→ DIRECTIONS FOR THIS TASK: Update the lines below by changing every "Started" to "Pending", and keep everything else the same.

→ INPUT ROWS:

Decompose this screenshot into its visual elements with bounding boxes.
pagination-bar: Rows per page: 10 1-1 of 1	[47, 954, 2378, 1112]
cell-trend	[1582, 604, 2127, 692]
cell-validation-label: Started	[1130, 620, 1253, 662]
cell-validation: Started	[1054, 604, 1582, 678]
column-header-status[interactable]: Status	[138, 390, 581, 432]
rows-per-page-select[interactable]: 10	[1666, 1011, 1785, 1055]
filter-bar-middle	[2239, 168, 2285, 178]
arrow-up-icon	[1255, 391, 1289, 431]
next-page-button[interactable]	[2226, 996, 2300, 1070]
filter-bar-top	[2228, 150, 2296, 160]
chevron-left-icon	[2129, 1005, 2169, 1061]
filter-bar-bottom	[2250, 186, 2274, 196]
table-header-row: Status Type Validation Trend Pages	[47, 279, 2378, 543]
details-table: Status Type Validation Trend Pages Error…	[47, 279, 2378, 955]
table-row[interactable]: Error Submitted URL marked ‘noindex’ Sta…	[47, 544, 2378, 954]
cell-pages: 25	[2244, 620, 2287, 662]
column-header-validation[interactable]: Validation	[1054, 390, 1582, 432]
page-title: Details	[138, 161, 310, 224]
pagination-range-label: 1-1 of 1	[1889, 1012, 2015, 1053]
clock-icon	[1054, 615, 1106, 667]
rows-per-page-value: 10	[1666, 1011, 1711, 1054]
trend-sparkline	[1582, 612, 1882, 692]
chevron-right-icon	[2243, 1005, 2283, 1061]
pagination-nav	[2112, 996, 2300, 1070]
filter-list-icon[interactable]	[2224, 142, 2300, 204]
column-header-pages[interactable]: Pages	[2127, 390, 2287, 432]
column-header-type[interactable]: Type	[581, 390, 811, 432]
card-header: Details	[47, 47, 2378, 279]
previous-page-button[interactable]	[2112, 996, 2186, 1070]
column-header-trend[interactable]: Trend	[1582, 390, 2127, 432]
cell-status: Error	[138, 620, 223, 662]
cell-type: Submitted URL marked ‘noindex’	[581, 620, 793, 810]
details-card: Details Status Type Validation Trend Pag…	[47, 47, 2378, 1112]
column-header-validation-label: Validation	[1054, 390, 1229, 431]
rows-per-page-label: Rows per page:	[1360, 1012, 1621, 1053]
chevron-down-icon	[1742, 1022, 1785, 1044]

→ EXERCISE OUTPUT:
Decompose this screenshot into its visual elements with bounding boxes.
pagination-bar: Rows per page: 10 1-1 of 1	[47, 954, 2378, 1112]
cell-trend	[1582, 604, 2127, 692]
cell-validation-label: Pending	[1130, 620, 1253, 662]
cell-validation: Pending	[1054, 604, 1582, 678]
column-header-status[interactable]: Status	[138, 390, 581, 432]
rows-per-page-select[interactable]: 10	[1666, 1011, 1785, 1055]
filter-bar-middle	[2239, 168, 2285, 178]
arrow-up-icon	[1255, 391, 1289, 431]
next-page-button[interactable]	[2226, 996, 2300, 1070]
filter-bar-top	[2228, 150, 2296, 160]
chevron-left-icon	[2129, 1005, 2169, 1061]
filter-bar-bottom	[2250, 186, 2274, 196]
table-header-row: Status Type Validation Trend Pages	[47, 279, 2378, 543]
details-table: Status Type Validation Trend Pages Error…	[47, 279, 2378, 955]
table-row[interactable]: Error Submitted URL marked ‘noindex’ Sta…	[47, 544, 2378, 954]
cell-pages: 25	[2244, 620, 2287, 662]
column-header-validation[interactable]: Validation	[1054, 390, 1582, 432]
page-title: Details	[138, 161, 310, 224]
pagination-range-label: 1-1 of 1	[1889, 1012, 2015, 1053]
clock-icon	[1054, 615, 1106, 667]
rows-per-page-value: 10	[1666, 1011, 1711, 1054]
trend-sparkline	[1582, 612, 1882, 692]
chevron-right-icon	[2243, 1005, 2283, 1061]
pagination-nav	[2112, 996, 2300, 1070]
filter-list-icon[interactable]	[2224, 142, 2300, 204]
column-header-pages[interactable]: Pages	[2127, 390, 2287, 432]
column-header-type[interactable]: Type	[581, 390, 811, 432]
card-header: Details	[47, 47, 2378, 279]
previous-page-button[interactable]	[2112, 996, 2186, 1070]
column-header-trend[interactable]: Trend	[1582, 390, 2127, 432]
cell-status: Error	[138, 620, 223, 662]
cell-type: Submitted URL marked ‘noindex’	[581, 620, 793, 810]
details-card: Details Status Type Validation Trend Pag…	[47, 47, 2378, 1112]
column-header-validation-label: Validation	[1054, 390, 1229, 431]
rows-per-page-label: Rows per page:	[1360, 1012, 1621, 1053]
chevron-down-icon	[1742, 1022, 1785, 1044]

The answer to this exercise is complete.